## start Information supplied

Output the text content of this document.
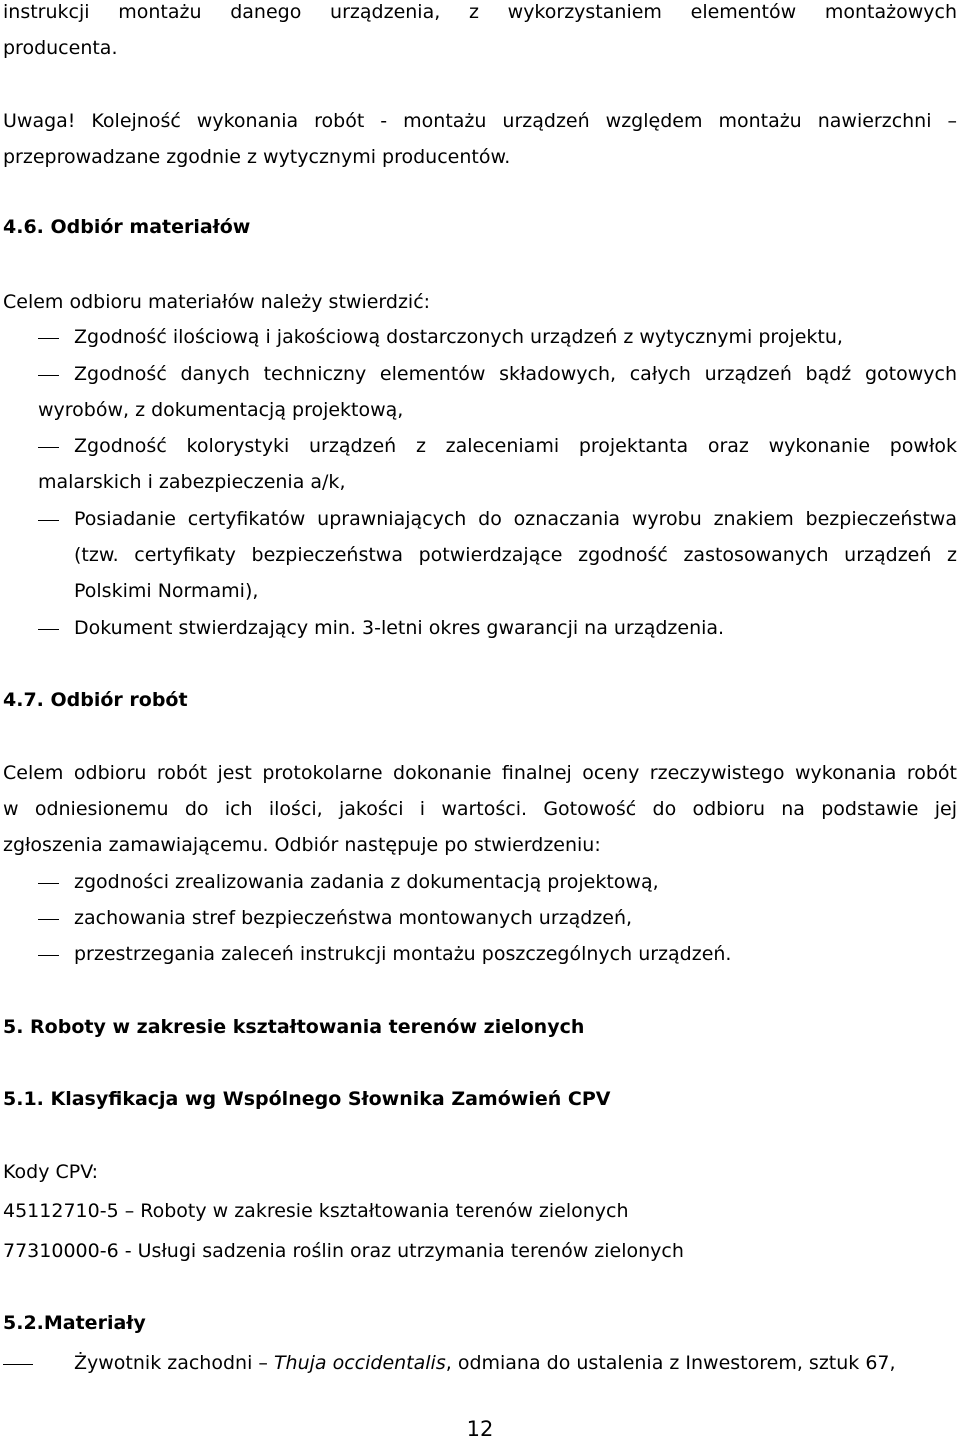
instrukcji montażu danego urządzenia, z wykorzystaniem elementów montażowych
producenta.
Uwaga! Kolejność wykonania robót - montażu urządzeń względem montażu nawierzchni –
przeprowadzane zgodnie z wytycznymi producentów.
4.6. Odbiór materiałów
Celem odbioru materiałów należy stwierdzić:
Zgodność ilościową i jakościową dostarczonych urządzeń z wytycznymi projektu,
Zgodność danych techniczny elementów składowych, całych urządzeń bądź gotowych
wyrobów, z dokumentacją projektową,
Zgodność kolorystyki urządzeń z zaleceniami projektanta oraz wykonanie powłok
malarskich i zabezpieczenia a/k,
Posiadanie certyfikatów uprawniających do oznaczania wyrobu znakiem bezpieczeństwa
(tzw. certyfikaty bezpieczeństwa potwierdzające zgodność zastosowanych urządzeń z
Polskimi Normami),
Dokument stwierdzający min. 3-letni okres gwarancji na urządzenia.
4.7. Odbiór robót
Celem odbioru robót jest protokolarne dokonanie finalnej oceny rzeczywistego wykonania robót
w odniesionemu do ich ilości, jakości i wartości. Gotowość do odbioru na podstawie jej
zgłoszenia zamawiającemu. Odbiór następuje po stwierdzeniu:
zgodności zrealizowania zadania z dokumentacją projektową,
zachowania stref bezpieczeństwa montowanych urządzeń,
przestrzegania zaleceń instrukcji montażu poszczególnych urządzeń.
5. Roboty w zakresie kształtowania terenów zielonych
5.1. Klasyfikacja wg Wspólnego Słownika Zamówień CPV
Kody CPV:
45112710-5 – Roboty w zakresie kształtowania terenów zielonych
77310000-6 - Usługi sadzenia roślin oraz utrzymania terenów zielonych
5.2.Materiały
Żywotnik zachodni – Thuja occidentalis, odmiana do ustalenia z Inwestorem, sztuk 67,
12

## end Information supplied

From the data above, write out everything exactly except the pictures.

Output the text content of this document.
instrukcji montażu danego urządzenia, z wykorzystaniem elementów montażowych
producenta.
Uwaga! Kolejność wykonania robót - montażu urządzeń względem montażu nawierzchni –
przeprowadzane zgodnie z wytycznymi producentów.
4.6. Odbiór materiałów
Celem odbioru materiałów należy stwierdzić:
Zgodność ilościową i jakościową dostarczonych urządzeń z wytycznymi projektu,
Zgodność danych techniczny elementów składowych, całych urządzeń bądź gotowych
wyrobów, z dokumentacją projektową,
Zgodność kolorystyki urządzeń z zaleceniami projektanta oraz wykonanie powłok
malarskich i zabezpieczenia a/k,
Posiadanie certyfikatów uprawniających do oznaczania wyrobu znakiem bezpieczeństwa
(tzw. certyfikaty bezpieczeństwa potwierdzające zgodność zastosowanych urządzeń z
Polskimi Normami),
Dokument stwierdzający min. 3-letni okres gwarancji na urządzenia.
4.7. Odbiór robót
Celem odbioru robót jest protokolarne dokonanie finalnej oceny rzeczywistego wykonania robót
w odniesionemu do ich ilości, jakości i wartości. Gotowość do odbioru na podstawie jej
zgłoszenia zamawiającemu. Odbiór następuje po stwierdzeniu:
zgodności zrealizowania zadania z dokumentacją projektową,
zachowania stref bezpieczeństwa montowanych urządzeń,
przestrzegania zaleceń instrukcji montażu poszczególnych urządzeń.
5. Roboty w zakresie kształtowania terenów zielonych
5.1. Klasyfikacja wg Wspólnego Słownika Zamówień CPV
Kody CPV:
45112710-5 – Roboty w zakresie kształtowania terenów zielonych
77310000-6 - Usługi sadzenia roślin oraz utrzymania terenów zielonych
5.2.Materiały
Żywotnik zachodni – Thuja occidentalis, odmiana do ustalenia z Inwestorem, sztuk 67,
12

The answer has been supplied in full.